> [TASK REQUIREMENTS] Write out each line of the listing as it stands, without the images.
━━━ EXERCISE INPUTS ━━━
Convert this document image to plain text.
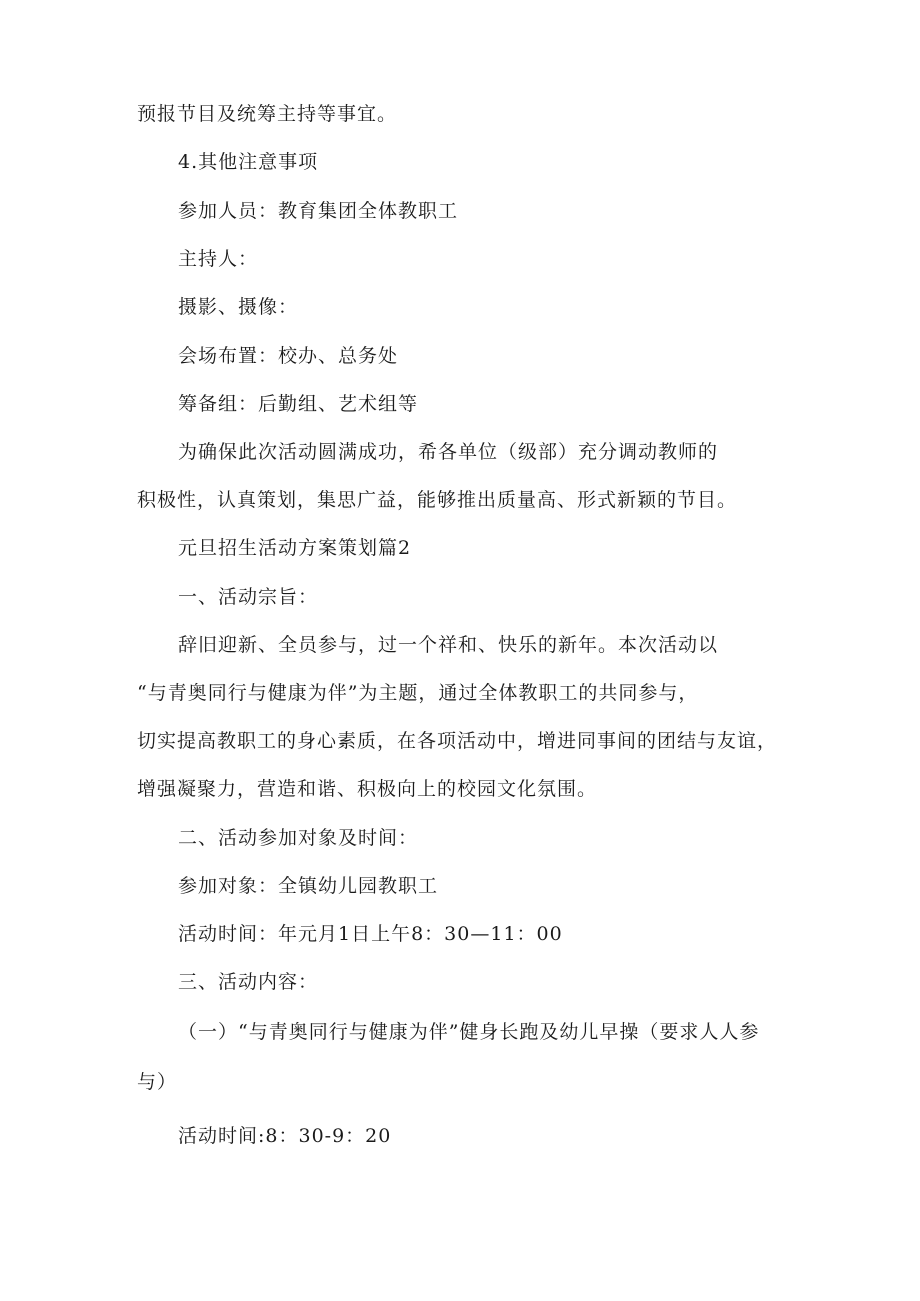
预报节目及统筹主持等事宜。
4.其他注意事项
参加人员：教育集团全体教职工
主持人：
摄影、摄像：
会场布置：校办、总务处
筹备组：后勤组、艺术组等
为确保此次活动圆满成功，希各单位（级部）充分调动教师的
积极性，认真策划，集思广益，能够推出质量高、形式新颖的节目。
元旦招生活动方案策划篇2
一、活动宗旨：
辞旧迎新、全员参与，过一个祥和、快乐的新年。本次活动以
“与青奥同行与健康为伴”为主题，通过全体教职工的共同参与，
切实提高教职工的身心素质，在各项活动中，增进同事间的团结与友谊，
增强凝聚力，营造和谐、积极向上的校园文化氛围。
二、活动参加对象及时间：
参加对象：全镇幼儿园教职工
活动时间：年元月1日上午8：30—11：00
三、活动内容：
（一）“与青奥同行与健康为伴”健身长跑及幼儿早操（要求人人参
与）
活动时间:8：30-9：20
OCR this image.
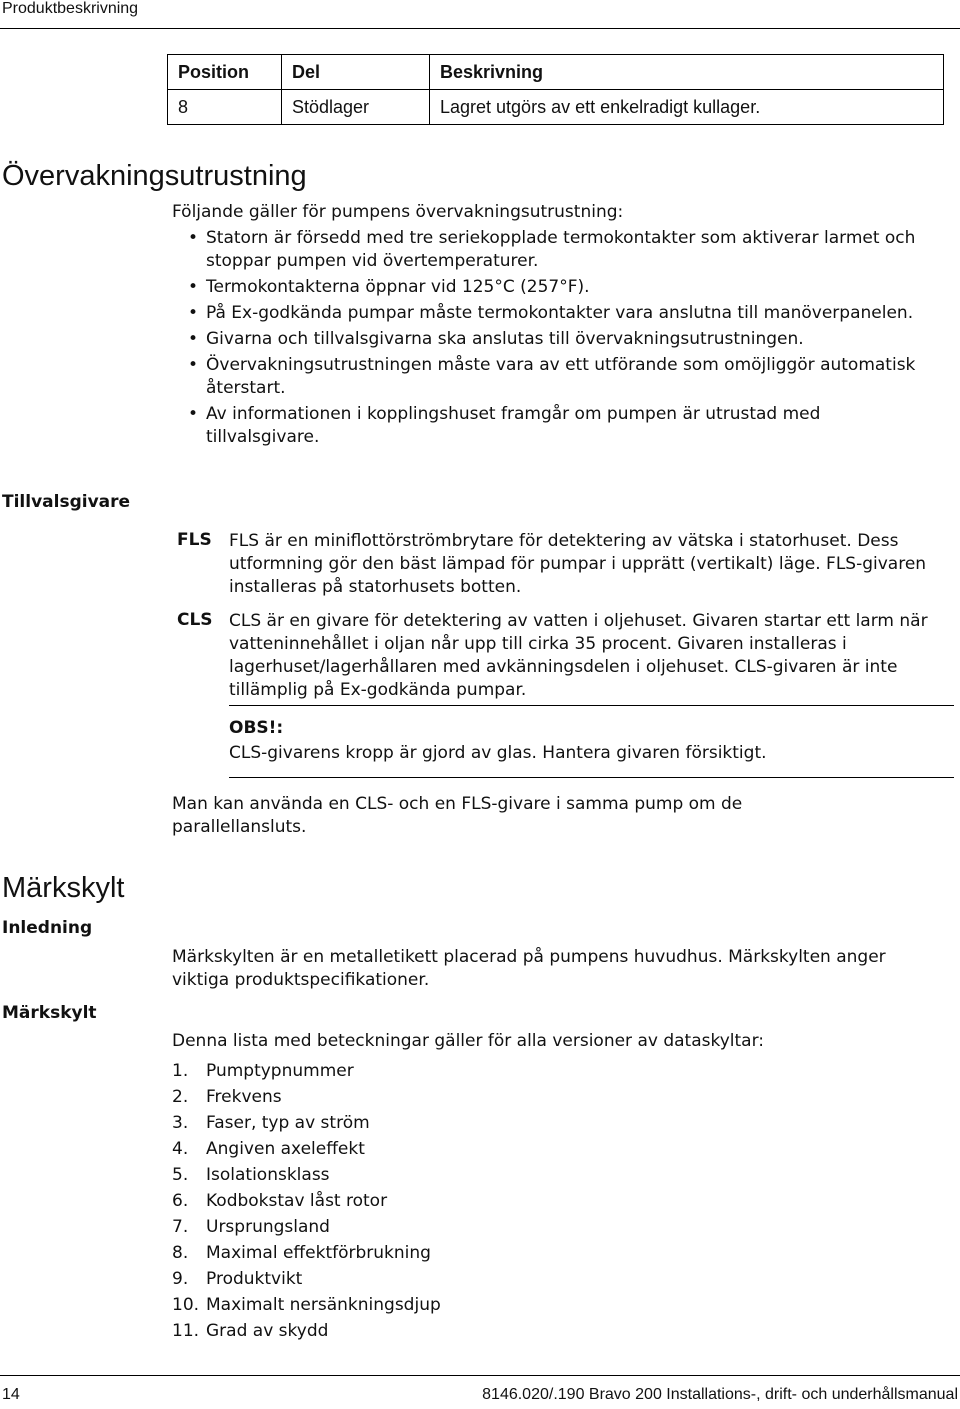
Produktbeskrivning
Position	Del	Beskrivning
8	Stödlager	Lagret utgörs av ett enkelradigt kullager.
Övervakningsutrustning
Följande gäller för pumpens övervakningsutrustning:
• Statorn är försedd med tre seriekopplade termokontakter som aktiverar larmet och stoppar pumpen vid övertemperaturer.
• Termokontakterna öppnar vid 125°C (257°F).
• På Ex-godkända pumpar måste termokontakter vara anslutna till manöverpanelen.
• Givarna och tillvalsgivarna ska anslutas till övervakningsutrustningen.
• Övervakningsutrustningen måste vara av ett utförande som omöjliggör automatisk återstart.
• Av informationen i kopplingshuset framgår om pumpen är utrustad med tillvalsgivare.
Tillvalsgivare
FLS FLS är en miniflottörströmbrytare för detektering av vätska i statorhuset. Dess utformning gör den bäst lämpad för pumpar i upprätt (vertikalt) läge. FLS-givaren installeras på statorhusets botten.
CLS CLS är en givare för detektering av vatten i oljehuset. Givaren startar ett larm när vatteninnehållet i oljan når upp till cirka 35 procent. Givaren installeras i lagerhuset/lagerhållaren med avkänningsdelen i oljehuset. CLS-givaren är inte tillämplig på Ex-godkända pumpar.
OBS!:
CLS-givarens kropp är gjord av glas. Hantera givaren försiktigt.
Man kan använda en CLS- och en FLS-givare i samma pump om de parallellansluts.
Märkskylt
Inledning
Märkskylten är en metalletikett placerad på pumpens huvudhus. Märkskylten anger viktiga produktspecifikationer.
Märkskylt
Denna lista med beteckningar gäller för alla versioner av dataskyltar:
1. Pumptypnummer
2. Frekvens
3. Faser, typ av ström
4. Angiven axeleffekt
5. Isolationsklass
6. Kodbokstav låst rotor
7. Ursprungsland
8. Maximal effektförbrukning
9. Produktvikt
10. Maximalt nersänkningsdjup
11. Grad av skydd
14	8146.020/.190 Bravo 200 Installations-, drift- och underhållsmanual
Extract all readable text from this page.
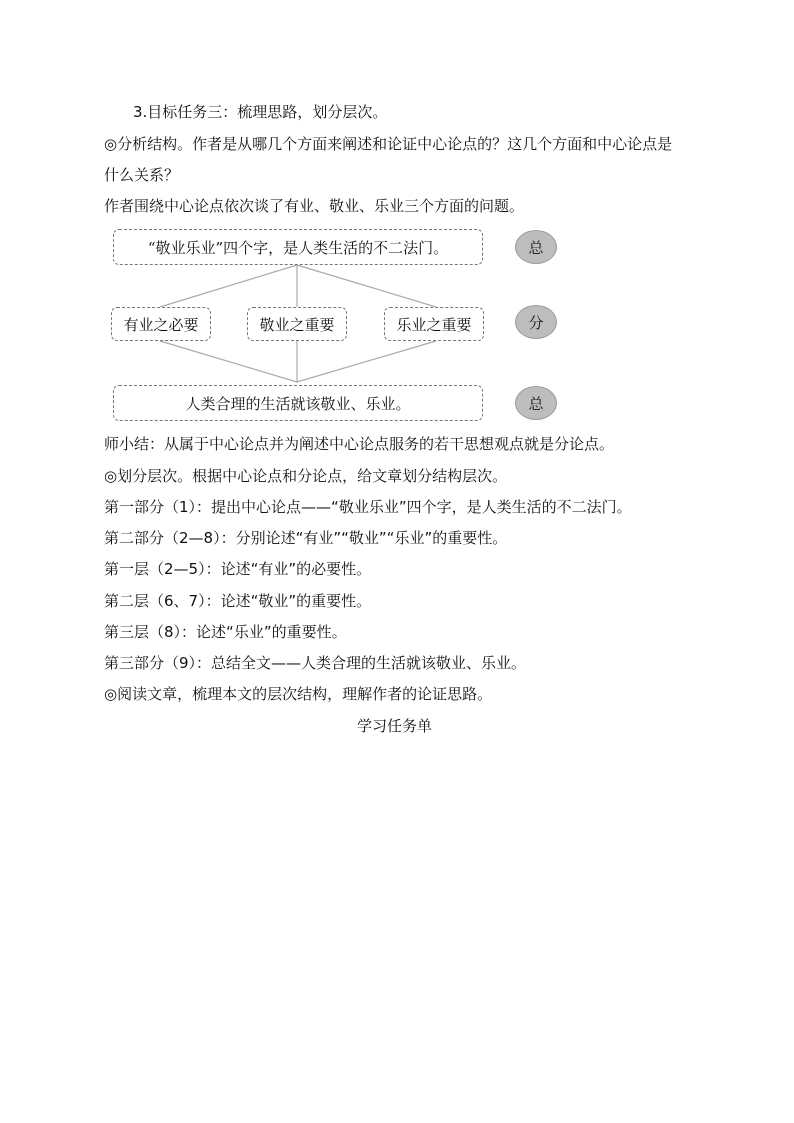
3.目标任务三：梳理思路，划分层次。
◎分析结构。作者是从哪几个方面来阐述和论证中心论点的？这几个方面和中心论点是
什么关系？
作者围绕中心论点依次谈了有业、敬业、乐业三个方面的问题。
“敬业乐业”四个字，是人类生活的不二法门。
有业之必要	敬业之重要	乐业之重要
人类合理的生活就该敬业、乐业。
总
分
总
师小结：从属于中心论点并为阐述中心论点服务的若干思想观点就是分论点。
◎划分层次。根据中心论点和分论点，给文章划分结构层次。
第一部分（1）：提出中心论点——“敬业乐业”四个字，是人类生活的不二法门。
第二部分（2—8）：分别论述“有业”“敬业”“乐业”的重要性。
第一层（2—5）：论述“有业”的必要性。
第二层（6、7）：论述“敬业”的重要性。
第三层（8）：论述“乐业”的重要性。
第三部分（9）：总结全文——人类合理的生活就该敬业、乐业。
◎阅读文章，梳理本文的层次结构，理解作者的论证思路。
学习任务单
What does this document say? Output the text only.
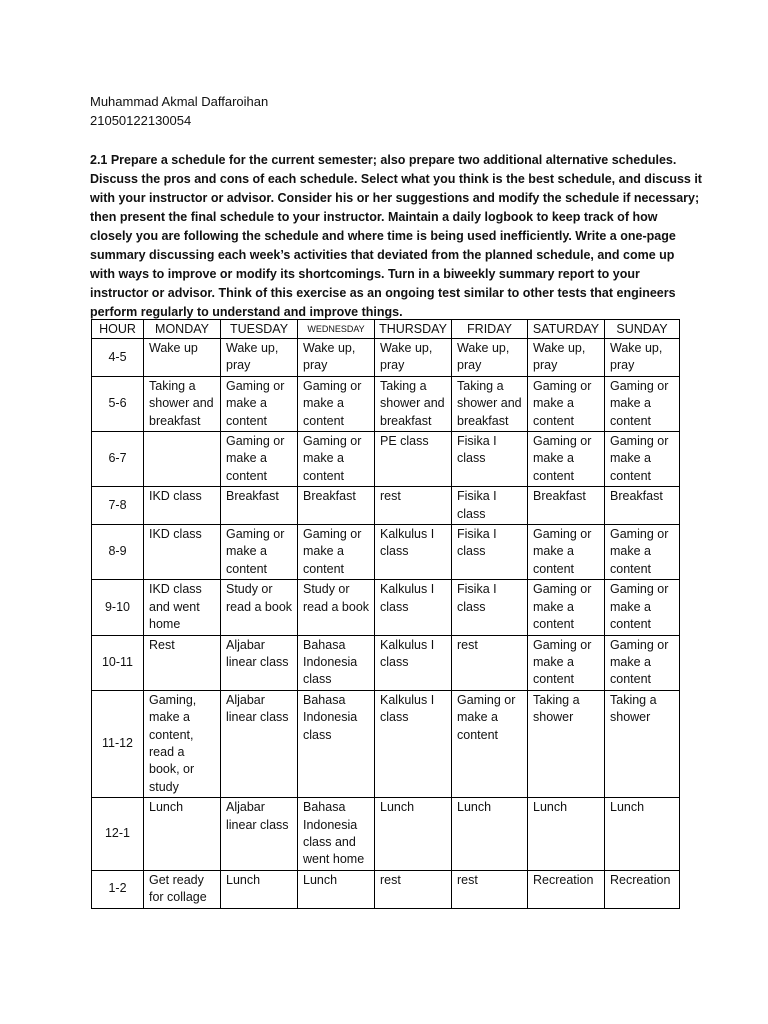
Muhammad Akmal Daffaroihan

21050122130054

2.1 Prepare a schedule for the current semester; also prepare two additional alternative schedules.
Discuss the pros and cons of each schedule. Select what you think is the best schedule, and discuss it
with your instructor or advisor. Consider his or her suggestions and modify the schedule if necessary;
then present the final schedule to your instructor. Maintain a daily logbook to keep track of how
closely you are following the schedule and where time is being used inefficiently. Write a one-page
summary discussing each week’s activities that deviated from the planned schedule, and come up
with ways to improve or modify its shortcomings. Turn in a biweekly summary report to your
instructor or advisor. Think of this exercise as an ongoing test similar to other tests that engineers
perform regularly to understand and improve things.
HOUR	MONDAY	TUESDAY	WEDNESDAY	THURSDAY	FRIDAY	SATURDAY	SUNDAY
4-5	Wake up	Wake up, pray	Wake up, pray	Wake up, pray	Wake up, pray	Wake up, pray	Wake up, pray
5-6	Taking a shower and breakfast	Gaming or make a content	Gaming or make a content	Taking a shower and breakfast	Taking a shower and breakfast	Gaming or make a content	Gaming or make a content
6-7		Gaming or make a content	Gaming or make a content	PE class	Fisika I class	Gaming or make a content	Gaming or make a content
7-8	IKD class	Breakfast	Breakfast	rest	Fisika I class	Breakfast	Breakfast
8-9	IKD class	Gaming or make a content	Gaming or make a content	Kalkulus I class	Fisika I class	Gaming or make a content	Gaming or make a content
9-10	IKD class and went home	Study or read a book	Study or read a book	Kalkulus I class	Fisika I class	Gaming or make a content	Gaming or make a content
10-11	Rest	Aljabar linear class	Bahasa Indonesia class	Kalkulus I class	rest	Gaming or make a content	Gaming or make a content
11-12	Gaming, make a content, read a book, or study	Aljabar linear class	Bahasa Indonesia class	Kalkulus I class	Gaming or make a content	Taking a shower	Taking a shower
12-1	Lunch	Aljabar linear class	Bahasa Indonesia class and went home	Lunch	Lunch	Lunch	Lunch
1-2	Get ready for collage	Lunch	Lunch	rest	rest	Recreation	Recreation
━━━
> [TASK RESULT]
Convert this document image to plain text.
预报节目及统筹主持等事宜。
4.其他注意事项
参加人员：教育集团全体教职工
主持人：
摄影、摄像：
会场布置：校办、总务处
筹备组：后勤组、艺术组等
为确保此次活动圆满成功，希各单位（级部）充分调动教师的
积极性，认真策划，集思广益，能够推出质量高、形式新颖的节目。
元旦招生活动方案策划篇2
一、活动宗旨：
辞旧迎新、全员参与，过一个祥和、快乐的新年。本次活动以
“与青奥同行与健康为伴”为主题，通过全体教职工的共同参与，
切实提高教职工的身心素质，在各项活动中，增进同事间的团结与友谊，
增强凝聚力，营造和谐、积极向上的校园文化氛围。
二、活动参加对象及时间：
参加对象：全镇幼儿园教职工
活动时间：年元月1日上午8：30—11：00
三、活动内容：
（一）“与青奥同行与健康为伴”健身长跑及幼儿早操（要求人人参
与）
活动时间:8：30-9：20
OCR this image.
Produktbeskrivning
Position	Del	Beskrivning
8	Stödlager	Lagret utgörs av ett enkelradigt kullager.
Övervakningsutrustning
Följande gäller för pumpens övervakningsutrustning:
• Statorn är försedd med tre seriekopplade termokontakter som aktiverar larmet och stoppar pumpen vid övertemperaturer.
• Termokontakterna öppnar vid 125°C (257°F).
• På Ex-godkända pumpar måste termokontakter vara anslutna till manöverpanelen.
• Givarna och tillvalsgivarna ska anslutas till övervakningsutrustningen.
• Övervakningsutrustningen måste vara av ett utförande som omöjliggör automatisk återstart.
• Av informationen i kopplingshuset framgår om pumpen är utrustad med tillvalsgivare.
Tillvalsgivare
FLS FLS är en miniflottörströmbrytare för detektering av vätska i statorhuset. Dess utformning gör den bäst lämpad för pumpar i upprätt (vertikalt) läge. FLS-givaren installeras på statorhusets botten.
CLS CLS är en givare för detektering av vatten i oljehuset. Givaren startar ett larm när vatteninnehållet i oljan når upp till cirka 35 procent. Givaren installeras i lagerhuset/lagerhållaren med avkänningsdelen i oljehuset. CLS-givaren är inte tillämplig på Ex-godkända pumpar.
OBS!:
CLS-givarens kropp är gjord av glas. Hantera givaren försiktigt.
Man kan använda en CLS- och en FLS-givare i samma pump om de parallellansluts.
Märkskylt
Inledning
Märkskylten är en metalletikett placerad på pumpens huvudhus. Märkskylten anger viktiga produktspecifikationer.
Märkskylt
Denna lista med beteckningar gäller för alla versioner av dataskyltar:
1. Pumptypnummer
2. Frekvens
3. Faser, typ av ström
4. Angiven axeleffekt
5. Isolationsklass
6. Kodbokstav låst rotor
7. Ursprungsland
8. Maximal effektförbrukning
9. Produktvikt
10. Maximalt nersänkningsdjup
11. Grad av skydd
14	8146.020/.190 Bravo 200 Installations-, drift- och underhållsmanual
Extract all readable text from this page.
3.目标任务三：梳理思路，划分层次。
◎分析结构。作者是从哪几个方面来阐述和论证中心论点的？这几个方面和中心论点是
什么关系？
作者围绕中心论点依次谈了有业、敬业、乐业三个方面的问题。
“敬业乐业”四个字，是人类生活的不二法门。
有业之必要	敬业之重要	乐业之重要
人类合理的生活就该敬业、乐业。
总
分
总
师小结：从属于中心论点并为阐述中心论点服务的若干思想观点就是分论点。
◎划分层次。根据中心论点和分论点，给文章划分结构层次。
第一部分（1）：提出中心论点——“敬业乐业”四个字，是人类生活的不二法门。
第二部分（2—8）：分别论述“有业”“敬业”“乐业”的重要性。
第一层（2—5）：论述“有业”的必要性。
第二层（6、7）：论述“敬业”的重要性。
第三层（8）：论述“乐业”的重要性。
第三部分（9）：总结全文——人类合理的生活就该敬业、乐业。
◎阅读文章，梳理本文的层次结构，理解作者的论证思路。
学习任务单
What does this document say? Output the text only.
Muhammad Akmal Daffaroihan

21050122130054

2.1 Prepare a schedule for the current semester; also prepare two additional alternative schedules.
Discuss the pros and cons of each schedule. Select what you think is the best schedule, and discuss it
with your instructor or advisor. Consider his or her suggestions and modify the schedule if necessary;
then present the final schedule to your instructor. Maintain a daily logbook to keep track of how
closely you are following the schedule and where time is being used inefficiently. Write a one-page
summary discussing each week’s activities that deviated from the planned schedule, and come up
with ways to improve or modify its shortcomings. Turn in a biweekly summary report to your
instructor or advisor. Think of this exercise as an ongoing test similar to other tests that engineers
perform regularly to understand and improve things.
HOUR	MONDAY	TUESDAY	WEDNESDAY	THURSDAY	FRIDAY	SATURDAY	SUNDAY
4-5	Wake up	Wake up, pray	Wake up, pray	Wake up, pray	Wake up, pray	Wake up, pray	Wake up, pray
5-6	Taking a shower and breakfast	Gaming or make a content	Gaming or make a content	Taking a shower and breakfast	Taking a shower and breakfast	Gaming or make a content	Gaming or make a content
6-7		Gaming or make a content	Gaming or make a content	PE class	Fisika I class	Gaming or make a content	Gaming or make a content
7-8	IKD class	Breakfast	Breakfast	rest	Fisika I class	Breakfast	Breakfast
8-9	IKD class	Gaming or make a content	Gaming or make a content	Kalkulus I class	Fisika I class	Gaming or make a content	Gaming or make a content
9-10	IKD class and went home	Study or read a book	Study or read a book	Kalkulus I class	Fisika I class	Gaming or make a content	Gaming or make a content
10-11	Rest	Aljabar linear class	Bahasa Indonesia class	Kalkulus I class	rest	Gaming or make a content	Gaming or make a content
11-12	Gaming, make a content, read a book, or study	Aljabar linear class	Bahasa Indonesia class	Kalkulus I class	Gaming or make a content	Taking a shower	Taking a shower
12-1	Lunch	Aljabar linear class	Bahasa Indonesia class and went home	Lunch	Lunch	Lunch	Lunch
1-2	Get ready for collage	Lunch	Lunch	rest	rest	Recreation	Recreation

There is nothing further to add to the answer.